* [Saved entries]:
[Begin]

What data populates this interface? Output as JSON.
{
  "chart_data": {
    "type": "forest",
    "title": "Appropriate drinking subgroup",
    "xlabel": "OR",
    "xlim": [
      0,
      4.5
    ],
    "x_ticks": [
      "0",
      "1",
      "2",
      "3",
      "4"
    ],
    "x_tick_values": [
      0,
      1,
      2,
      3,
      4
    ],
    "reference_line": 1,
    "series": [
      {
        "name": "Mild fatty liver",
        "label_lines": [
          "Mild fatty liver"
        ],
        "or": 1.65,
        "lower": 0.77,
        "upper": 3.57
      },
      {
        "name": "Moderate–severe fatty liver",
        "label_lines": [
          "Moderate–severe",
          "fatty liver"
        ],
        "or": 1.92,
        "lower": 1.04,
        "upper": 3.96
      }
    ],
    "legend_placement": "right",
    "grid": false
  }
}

[End]

* [Your objective]:
Write out every line of the records exactly.

* [Reply]:
What data populates this interface? Output as JSON.
{
  "chart_data": {
    "type": "forest",
    "title": "Appropriate drinking subgroup",
    "xlabel": "OR",
    "xlim": [
      0,
      4.5
    ],
    "x_ticks": [
      "0",
      "1",
      "2",
      "3",
      "4"
    ],
    "x_tick_values": [
      0,
      1,
      2,
      3,
      4
    ],
    "reference_line": 1,
    "series": [
      {
        "name": "Mild fatty liver",
        "label_lines": [
          "Mild fatty liver"
        ],
        "or": 1.65,
        "lower": 0.77,
        "upper": 3.57
      },
      {
        "name": "Moderate–severe fatty liver",
        "label_lines": [
          "Moderate–severe",
          "fatty liver"
        ],
        "or": 1.92,
        "lower": 1.04,
        "upper": 3.96
      }
    ],
    "legend_placement": "right",
    "grid": false
  }
}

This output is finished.